> [Work to complete]
Copy out the complete listing, word for word.

> [Given records]
-- Begin --

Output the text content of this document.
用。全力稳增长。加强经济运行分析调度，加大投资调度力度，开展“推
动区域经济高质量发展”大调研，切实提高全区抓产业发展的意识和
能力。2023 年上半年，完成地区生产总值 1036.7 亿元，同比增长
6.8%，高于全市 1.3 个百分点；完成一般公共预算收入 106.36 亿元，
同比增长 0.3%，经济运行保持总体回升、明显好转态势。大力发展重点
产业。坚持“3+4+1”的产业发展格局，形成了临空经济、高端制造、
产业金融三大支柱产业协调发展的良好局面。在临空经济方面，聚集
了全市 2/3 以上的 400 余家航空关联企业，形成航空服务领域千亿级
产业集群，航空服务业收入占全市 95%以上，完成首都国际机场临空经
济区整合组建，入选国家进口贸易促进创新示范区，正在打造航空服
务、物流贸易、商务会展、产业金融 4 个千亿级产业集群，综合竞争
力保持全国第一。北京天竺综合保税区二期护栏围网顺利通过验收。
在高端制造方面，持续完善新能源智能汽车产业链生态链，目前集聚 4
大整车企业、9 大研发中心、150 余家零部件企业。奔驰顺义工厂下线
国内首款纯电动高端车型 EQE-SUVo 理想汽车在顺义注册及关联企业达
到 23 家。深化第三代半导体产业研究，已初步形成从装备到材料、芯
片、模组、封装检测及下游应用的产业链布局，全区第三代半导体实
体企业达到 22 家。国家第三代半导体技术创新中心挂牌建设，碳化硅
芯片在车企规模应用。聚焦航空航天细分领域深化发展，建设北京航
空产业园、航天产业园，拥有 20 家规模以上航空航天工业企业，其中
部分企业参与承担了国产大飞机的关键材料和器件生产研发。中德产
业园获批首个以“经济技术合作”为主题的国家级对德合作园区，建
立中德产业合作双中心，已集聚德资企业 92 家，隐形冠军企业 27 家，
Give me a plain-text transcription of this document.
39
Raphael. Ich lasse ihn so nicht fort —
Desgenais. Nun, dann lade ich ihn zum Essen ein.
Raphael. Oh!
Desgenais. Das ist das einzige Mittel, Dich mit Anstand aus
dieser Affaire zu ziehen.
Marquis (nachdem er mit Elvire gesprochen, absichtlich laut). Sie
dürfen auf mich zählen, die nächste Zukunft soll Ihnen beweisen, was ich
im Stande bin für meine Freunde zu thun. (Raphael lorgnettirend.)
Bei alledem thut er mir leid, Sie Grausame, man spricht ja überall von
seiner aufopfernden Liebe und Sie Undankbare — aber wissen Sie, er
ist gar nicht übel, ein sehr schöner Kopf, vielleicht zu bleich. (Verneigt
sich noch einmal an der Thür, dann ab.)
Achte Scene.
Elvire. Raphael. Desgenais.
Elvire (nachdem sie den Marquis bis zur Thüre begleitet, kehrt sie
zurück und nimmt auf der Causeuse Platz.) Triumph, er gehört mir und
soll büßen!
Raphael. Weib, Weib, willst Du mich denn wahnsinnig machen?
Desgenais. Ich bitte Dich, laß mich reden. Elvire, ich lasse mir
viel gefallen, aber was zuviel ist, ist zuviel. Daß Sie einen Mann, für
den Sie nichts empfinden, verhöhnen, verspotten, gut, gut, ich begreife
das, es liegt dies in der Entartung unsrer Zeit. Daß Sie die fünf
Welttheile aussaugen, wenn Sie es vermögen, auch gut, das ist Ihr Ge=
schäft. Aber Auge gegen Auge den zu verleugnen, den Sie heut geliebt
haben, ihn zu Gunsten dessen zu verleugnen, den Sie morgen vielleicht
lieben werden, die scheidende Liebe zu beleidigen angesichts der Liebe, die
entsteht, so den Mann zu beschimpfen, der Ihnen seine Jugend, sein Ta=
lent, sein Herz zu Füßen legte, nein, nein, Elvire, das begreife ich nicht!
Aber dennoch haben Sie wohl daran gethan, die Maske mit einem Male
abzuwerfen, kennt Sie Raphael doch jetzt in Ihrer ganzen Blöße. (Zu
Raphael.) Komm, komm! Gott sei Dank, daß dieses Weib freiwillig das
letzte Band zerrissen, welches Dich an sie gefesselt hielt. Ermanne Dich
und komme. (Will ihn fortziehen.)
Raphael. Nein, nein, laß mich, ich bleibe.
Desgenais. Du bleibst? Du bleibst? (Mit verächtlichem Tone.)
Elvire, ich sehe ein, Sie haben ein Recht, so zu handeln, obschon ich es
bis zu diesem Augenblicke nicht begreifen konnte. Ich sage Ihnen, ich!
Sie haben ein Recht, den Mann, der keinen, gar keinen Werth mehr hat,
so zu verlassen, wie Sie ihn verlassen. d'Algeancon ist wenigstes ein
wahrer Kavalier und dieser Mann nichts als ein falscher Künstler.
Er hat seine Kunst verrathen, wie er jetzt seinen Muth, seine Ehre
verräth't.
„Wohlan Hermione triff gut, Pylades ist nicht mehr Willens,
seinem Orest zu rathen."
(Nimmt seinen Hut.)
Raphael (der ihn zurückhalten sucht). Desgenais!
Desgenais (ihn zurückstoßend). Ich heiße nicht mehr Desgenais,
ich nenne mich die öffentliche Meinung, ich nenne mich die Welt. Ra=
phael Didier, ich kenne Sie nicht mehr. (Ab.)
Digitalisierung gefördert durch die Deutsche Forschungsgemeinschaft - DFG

-- End --

> [Task output]
Output the text content of this document.
用。全力稳增长。加强经济运行分析调度，加大投资调度力度，开展“推
动区域经济高质量发展”大调研，切实提高全区抓产业发展的意识和
能力。2023 年上半年，完成地区生产总值 1036.7 亿元，同比增长
6.8%，高于全市 1.3 个百分点；完成一般公共预算收入 106.36 亿元，
同比增长 0.3%，经济运行保持总体回升、明显好转态势。大力发展重点
产业。坚持“3+4+1”的产业发展格局，形成了临空经济、高端制造、
产业金融三大支柱产业协调发展的良好局面。在临空经济方面，聚集
了全市 2/3 以上的 400 余家航空关联企业，形成航空服务领域千亿级
产业集群，航空服务业收入占全市 95%以上，完成首都国际机场临空经
济区整合组建，入选国家进口贸易促进创新示范区，正在打造航空服
务、物流贸易、商务会展、产业金融 4 个千亿级产业集群，综合竞争
力保持全国第一。北京天竺综合保税区二期护栏围网顺利通过验收。
在高端制造方面，持续完善新能源智能汽车产业链生态链，目前集聚 4
大整车企业、9 大研发中心、150 余家零部件企业。奔驰顺义工厂下线
国内首款纯电动高端车型 EQE-SUVo 理想汽车在顺义注册及关联企业达
到 23 家。深化第三代半导体产业研究，已初步形成从装备到材料、芯
片、模组、封装检测及下游应用的产业链布局，全区第三代半导体实
体企业达到 22 家。国家第三代半导体技术创新中心挂牌建设，碳化硅
芯片在车企规模应用。聚焦航空航天细分领域深化发展，建设北京航
空产业园、航天产业园，拥有 20 家规模以上航空航天工业企业，其中
部分企业参与承担了国产大飞机的关键材料和器件生产研发。中德产
业园获批首个以“经济技术合作”为主题的国家级对德合作园区，建
立中德产业合作双中心，已集聚德资企业 92 家，隐形冠军企业 27 家，
Give me a plain-text transcription of this document.
39
Raphael. Ich lasse ihn so nicht fort —
Desgenais. Nun, dann lade ich ihn zum Essen ein.
Raphael. Oh!
Desgenais. Das ist das einzige Mittel, Dich mit Anstand aus
dieser Affaire zu ziehen.
Marquis (nachdem er mit Elvire gesprochen, absichtlich laut). Sie
dürfen auf mich zählen, die nächste Zukunft soll Ihnen beweisen, was ich
im Stande bin für meine Freunde zu thun. (Raphael lorgnettirend.)
Bei alledem thut er mir leid, Sie Grausame, man spricht ja überall von
seiner aufopfernden Liebe und Sie Undankbare — aber wissen Sie, er
ist gar nicht übel, ein sehr schöner Kopf, vielleicht zu bleich. (Verneigt
sich noch einmal an der Thür, dann ab.)
Achte Scene.
Elvire. Raphael. Desgenais.
Elvire (nachdem sie den Marquis bis zur Thüre begleitet, kehrt sie
zurück und nimmt auf der Causeuse Platz.) Triumph, er gehört mir und
soll büßen!
Raphael. Weib, Weib, willst Du mich denn wahnsinnig machen?
Desgenais. Ich bitte Dich, laß mich reden. Elvire, ich lasse mir
viel gefallen, aber was zuviel ist, ist zuviel. Daß Sie einen Mann, für
den Sie nichts empfinden, verhöhnen, verspotten, gut, gut, ich begreife
das, es liegt dies in der Entartung unsrer Zeit. Daß Sie die fünf
Welttheile aussaugen, wenn Sie es vermögen, auch gut, das ist Ihr Ge=
schäft. Aber Auge gegen Auge den zu verleugnen, den Sie heut geliebt
haben, ihn zu Gunsten dessen zu verleugnen, den Sie morgen vielleicht
lieben werden, die scheidende Liebe zu beleidigen angesichts der Liebe, die
entsteht, so den Mann zu beschimpfen, der Ihnen seine Jugend, sein Ta=
lent, sein Herz zu Füßen legte, nein, nein, Elvire, das begreife ich nicht!
Aber dennoch haben Sie wohl daran gethan, die Maske mit einem Male
abzuwerfen, kennt Sie Raphael doch jetzt in Ihrer ganzen Blöße. (Zu
Raphael.) Komm, komm! Gott sei Dank, daß dieses Weib freiwillig das
letzte Band zerrissen, welches Dich an sie gefesselt hielt. Ermanne Dich
und komme. (Will ihn fortziehen.)
Raphael. Nein, nein, laß mich, ich bleibe.
Desgenais. Du bleibst? Du bleibst? (Mit verächtlichem Tone.)
Elvire, ich sehe ein, Sie haben ein Recht, so zu handeln, obschon ich es
bis zu diesem Augenblicke nicht begreifen konnte. Ich sage Ihnen, ich!
Sie haben ein Recht, den Mann, der keinen, gar keinen Werth mehr hat,
so zu verlassen, wie Sie ihn verlassen. d'Algeancon ist wenigstes ein
wahrer Kavalier und dieser Mann nichts als ein falscher Künstler.
Er hat seine Kunst verrathen, wie er jetzt seinen Muth, seine Ehre
verräth't.
„Wohlan Hermione triff gut, Pylades ist nicht mehr Willens,
seinem Orest zu rathen."
(Nimmt seinen Hut.)
Raphael (der ihn zurückhalten sucht). Desgenais!
Desgenais (ihn zurückstoßend). Ich heiße nicht mehr Desgenais,
ich nenne mich die öffentliche Meinung, ich nenne mich die Welt. Ra=
phael Didier, ich kenne Sie nicht mehr. (Ab.)
Digitalisierung gefördert durch die Deutsche Forschungsgemeinschaft - DFG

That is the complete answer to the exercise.